■ DIRECTIONS ■
Search the data for the word "this". Reproduce every line where it is found.

■ STORED ROWS ■
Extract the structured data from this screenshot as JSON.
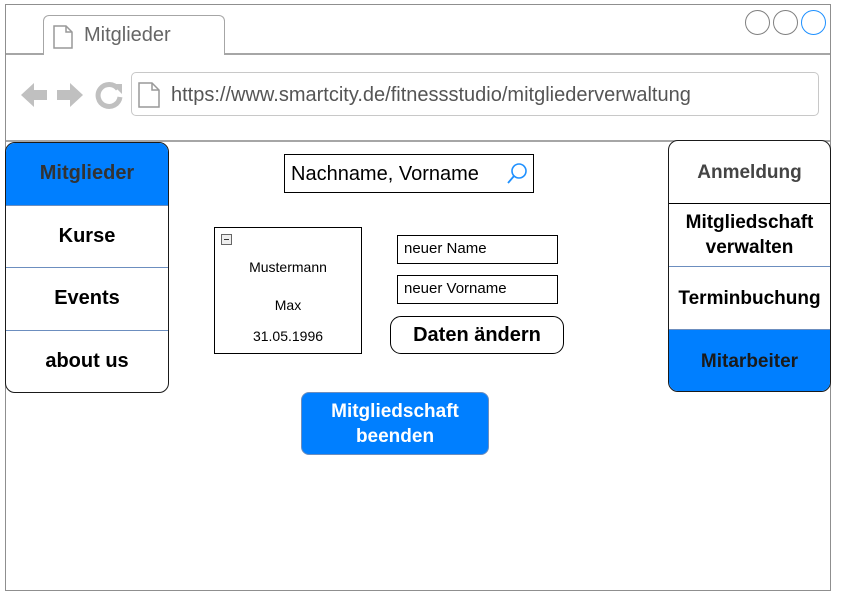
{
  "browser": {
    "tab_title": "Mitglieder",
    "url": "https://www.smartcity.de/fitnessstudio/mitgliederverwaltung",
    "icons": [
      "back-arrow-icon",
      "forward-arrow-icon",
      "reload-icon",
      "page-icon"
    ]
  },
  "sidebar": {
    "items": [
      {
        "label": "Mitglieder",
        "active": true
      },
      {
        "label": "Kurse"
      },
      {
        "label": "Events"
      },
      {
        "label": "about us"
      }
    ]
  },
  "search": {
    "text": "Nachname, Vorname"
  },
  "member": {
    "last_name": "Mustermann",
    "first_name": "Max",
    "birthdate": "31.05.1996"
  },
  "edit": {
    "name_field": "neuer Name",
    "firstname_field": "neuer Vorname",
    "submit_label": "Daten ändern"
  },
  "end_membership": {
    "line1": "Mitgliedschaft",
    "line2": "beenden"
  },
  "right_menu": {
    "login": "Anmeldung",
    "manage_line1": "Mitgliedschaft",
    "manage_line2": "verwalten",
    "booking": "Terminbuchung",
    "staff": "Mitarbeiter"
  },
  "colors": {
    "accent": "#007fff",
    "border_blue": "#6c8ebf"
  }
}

---

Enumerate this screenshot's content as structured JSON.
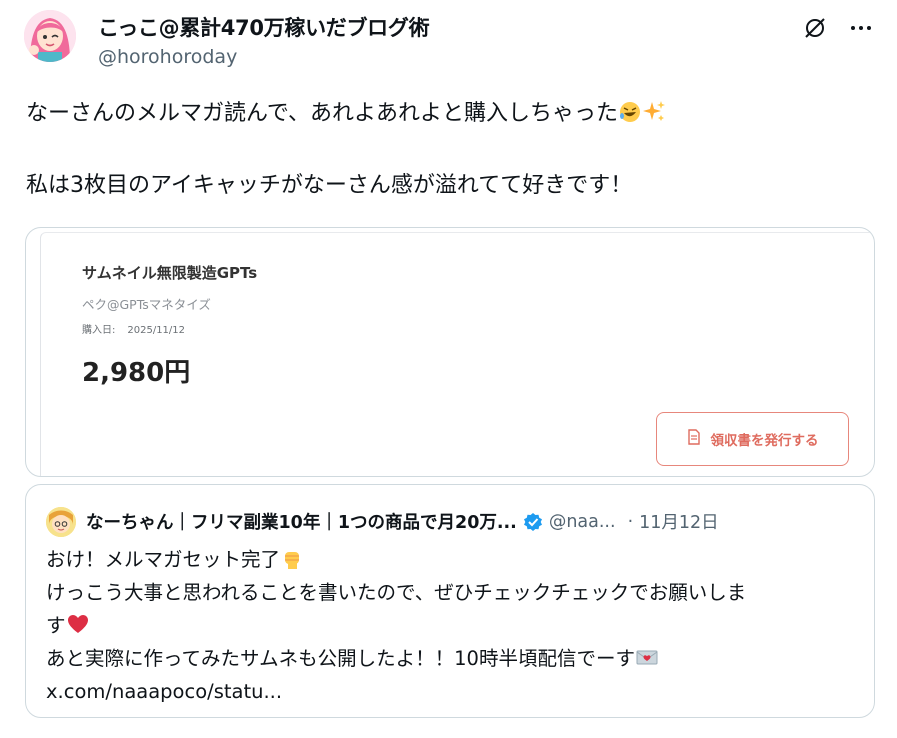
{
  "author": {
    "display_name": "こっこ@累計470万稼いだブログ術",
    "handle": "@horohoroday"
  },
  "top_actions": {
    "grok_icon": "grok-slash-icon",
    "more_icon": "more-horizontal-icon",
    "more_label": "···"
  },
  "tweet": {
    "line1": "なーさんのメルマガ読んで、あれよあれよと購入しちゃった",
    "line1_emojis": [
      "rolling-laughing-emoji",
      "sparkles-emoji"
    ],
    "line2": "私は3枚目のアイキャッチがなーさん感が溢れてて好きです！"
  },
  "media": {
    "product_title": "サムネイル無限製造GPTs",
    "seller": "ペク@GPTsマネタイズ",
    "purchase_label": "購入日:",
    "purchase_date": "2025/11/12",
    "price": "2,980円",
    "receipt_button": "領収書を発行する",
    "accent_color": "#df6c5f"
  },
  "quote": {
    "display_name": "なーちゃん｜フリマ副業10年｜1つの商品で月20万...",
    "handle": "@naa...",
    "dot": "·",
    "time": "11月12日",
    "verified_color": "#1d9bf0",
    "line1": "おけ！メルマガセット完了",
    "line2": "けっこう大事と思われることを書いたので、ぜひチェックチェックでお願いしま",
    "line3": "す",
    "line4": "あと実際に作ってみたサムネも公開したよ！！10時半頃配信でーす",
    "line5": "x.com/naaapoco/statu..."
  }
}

■ CORRECT RESPONSE ■
Extract the structured data from this screenshot as JSON.
Enumerate this screenshot's content as structured JSON.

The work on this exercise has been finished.